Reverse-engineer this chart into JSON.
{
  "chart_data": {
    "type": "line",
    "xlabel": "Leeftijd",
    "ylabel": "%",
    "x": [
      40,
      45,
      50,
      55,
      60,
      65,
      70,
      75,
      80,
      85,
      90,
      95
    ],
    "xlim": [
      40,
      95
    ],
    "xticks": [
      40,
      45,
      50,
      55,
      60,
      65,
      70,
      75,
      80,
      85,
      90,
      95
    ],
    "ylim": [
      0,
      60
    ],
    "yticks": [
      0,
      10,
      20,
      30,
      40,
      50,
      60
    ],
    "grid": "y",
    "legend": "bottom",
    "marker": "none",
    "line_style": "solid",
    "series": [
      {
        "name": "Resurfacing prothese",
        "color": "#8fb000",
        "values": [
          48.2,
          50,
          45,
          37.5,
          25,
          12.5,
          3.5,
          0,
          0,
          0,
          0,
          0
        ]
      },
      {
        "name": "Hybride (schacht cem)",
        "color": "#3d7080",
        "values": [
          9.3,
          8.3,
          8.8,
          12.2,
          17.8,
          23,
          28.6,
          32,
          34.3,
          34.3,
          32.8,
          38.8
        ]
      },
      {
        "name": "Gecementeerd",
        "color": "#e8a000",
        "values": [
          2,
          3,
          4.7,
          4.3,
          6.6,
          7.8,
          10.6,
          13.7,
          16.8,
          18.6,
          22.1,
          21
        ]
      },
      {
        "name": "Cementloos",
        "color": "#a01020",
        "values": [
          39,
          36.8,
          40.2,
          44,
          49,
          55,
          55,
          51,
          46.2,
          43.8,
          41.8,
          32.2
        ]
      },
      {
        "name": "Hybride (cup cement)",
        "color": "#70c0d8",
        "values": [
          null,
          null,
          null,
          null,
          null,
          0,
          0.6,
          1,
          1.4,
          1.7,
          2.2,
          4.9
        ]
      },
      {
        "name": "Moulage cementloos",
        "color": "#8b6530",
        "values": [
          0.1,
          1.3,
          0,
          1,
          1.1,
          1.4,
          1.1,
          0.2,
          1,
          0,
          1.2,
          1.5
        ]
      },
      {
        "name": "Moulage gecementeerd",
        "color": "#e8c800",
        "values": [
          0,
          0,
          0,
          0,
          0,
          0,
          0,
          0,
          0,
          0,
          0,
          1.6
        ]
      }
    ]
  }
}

### [What is expected]
Each line above must be printed exactly as it appears.

### [Solution to this exercise]
Reverse-engineer this chart into JSON.
{
  "chart_data": {
    "type": "line",
    "xlabel": "Leeftijd",
    "ylabel": "%",
    "x": [
      40,
      45,
      50,
      55,
      60,
      65,
      70,
      75,
      80,
      85,
      90,
      95
    ],
    "xlim": [
      40,
      95
    ],
    "xticks": [
      40,
      45,
      50,
      55,
      60,
      65,
      70,
      75,
      80,
      85,
      90,
      95
    ],
    "ylim": [
      0,
      60
    ],
    "yticks": [
      0,
      10,
      20,
      30,
      40,
      50,
      60
    ],
    "grid": "y",
    "legend": "bottom",
    "marker": "none",
    "line_style": "solid",
    "series": [
      {
        "name": "Resurfacing prothese",
        "color": "#8fb000",
        "values": [
          48.2,
          50,
          45,
          37.5,
          25,
          12.5,
          3.5,
          0,
          0,
          0,
          0,
          0
        ]
      },
      {
        "name": "Hybride (schacht cem)",
        "color": "#3d7080",
        "values": [
          9.3,
          8.3,
          8.8,
          12.2,
          17.8,
          23,
          28.6,
          32,
          34.3,
          34.3,
          32.8,
          38.8
        ]
      },
      {
        "name": "Gecementeerd",
        "color": "#e8a000",
        "values": [
          2,
          3,
          4.7,
          4.3,
          6.6,
          7.8,
          10.6,
          13.7,
          16.8,
          18.6,
          22.1,
          21
        ]
      },
      {
        "name": "Cementloos",
        "color": "#a01020",
        "values": [
          39,
          36.8,
          40.2,
          44,
          49,
          55,
          55,
          51,
          46.2,
          43.8,
          41.8,
          32.2
        ]
      },
      {
        "name": "Hybride (cup cement)",
        "color": "#70c0d8",
        "values": [
          null,
          null,
          null,
          null,
          null,
          0,
          0.6,
          1,
          1.4,
          1.7,
          2.2,
          4.9
        ]
      },
      {
        "name": "Moulage cementloos",
        "color": "#8b6530",
        "values": [
          0.1,
          1.3,
          0,
          1,
          1.1,
          1.4,
          1.1,
          0.2,
          1,
          0,
          1.2,
          1.5
        ]
      },
      {
        "name": "Moulage gecementeerd",
        "color": "#e8c800",
        "values": [
          0,
          0,
          0,
          0,
          0,
          0,
          0,
          0,
          0,
          0,
          0,
          1.6
        ]
      }
    ]
  }
}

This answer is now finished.